* Instructions to follow *
Look through the data and write out every line with the word "义务教导语文课程标准" in it.
------
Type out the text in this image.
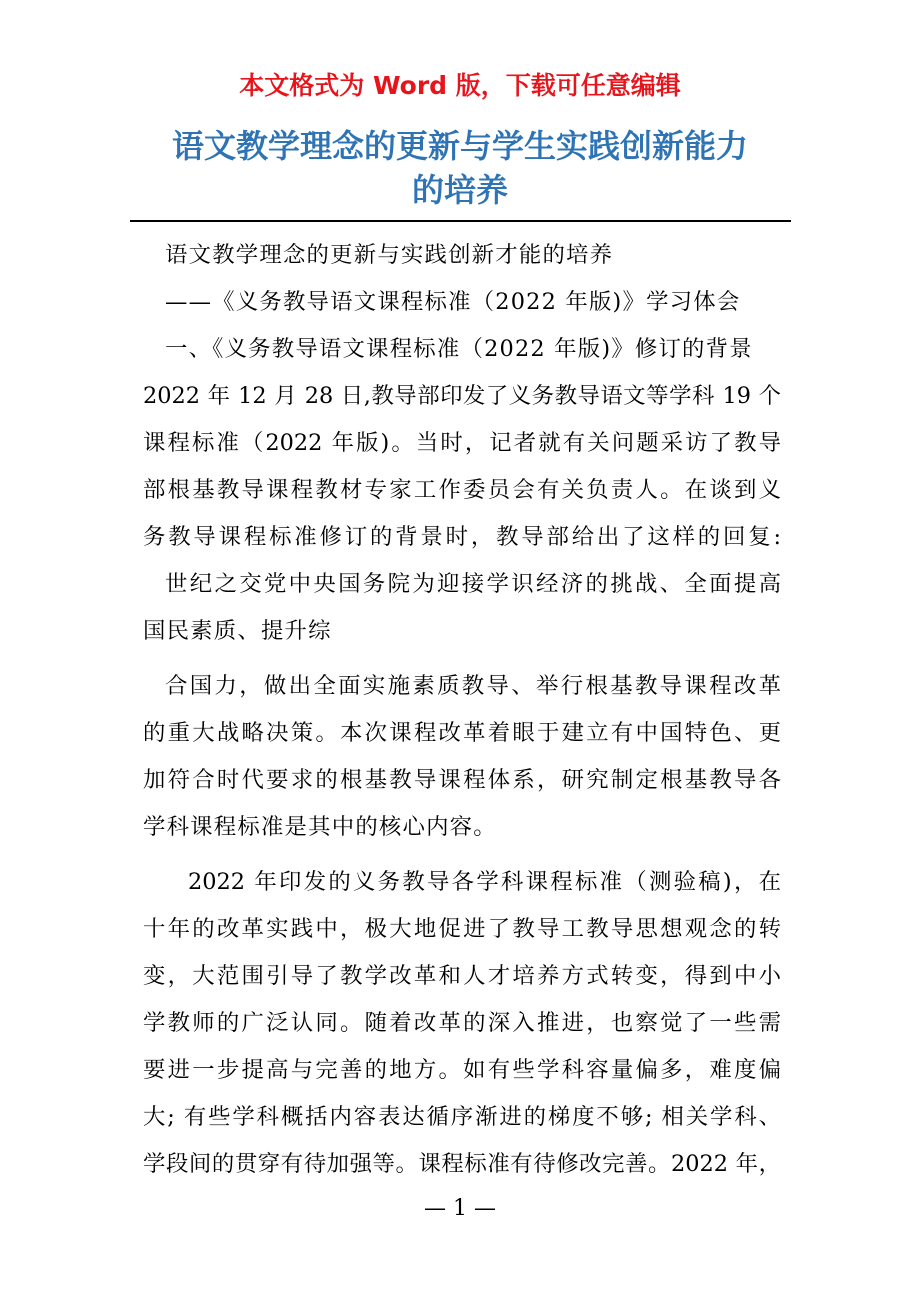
本文格式为 Word 版，下载可任意编辑
语文教学理念的更新与学生实践创新能力
的培养
语文教学理念的更新与实践创新才能的培养
——《义务教导语文课程标准（2022 年版)》学习体会
一、《义务教导语文课程标准（2022 年版)》修订的背景
2022 年 12 月 28 日,教导部印发了义务教导语文等学科 19 个
课程标准（2022 年版)。当时，记者就有关问题采访了教导
部根基教导课程教材专家工作委员会有关负责人。在谈到义
务教导课程标准修订的背景时，教导部给出了这样的回复:
世纪之交党中央国务院为迎接学识经济的挑战、全面提高
国民素质、提升综
合国力，做出全面实施素质教导、举行根基教导课程改革
的重大战略决策。本次课程改革着眼于建立有中国特色、更
加符合时代要求的根基教导课程体系，研究制定根基教导各
学科课程标准是其中的核心内容。
2022 年印发的义务教导各学科课程标准（测验稿)，在
十年的改革实践中，极大地促进了教导工教导思想观念的转
变，大范围引导了教学改革和人才培养方式转变，得到中小
学教师的广泛认同。随着改革的深入推进，也察觉了一些需
要进一步提高与完善的地方。如有些学科容量偏多，难度偏
大; 有些学科概括内容表达循序渐进的梯度不够; 相关学科、
学段间的贯穿有待加强等。课程标准有待修改完善。2022 年，
— 1 —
------
* Solved problem *
——《义务教导语文课程标准（2022 年版)》学习体会
一、《义务教导语文课程标准（2022 年版)》修订的背景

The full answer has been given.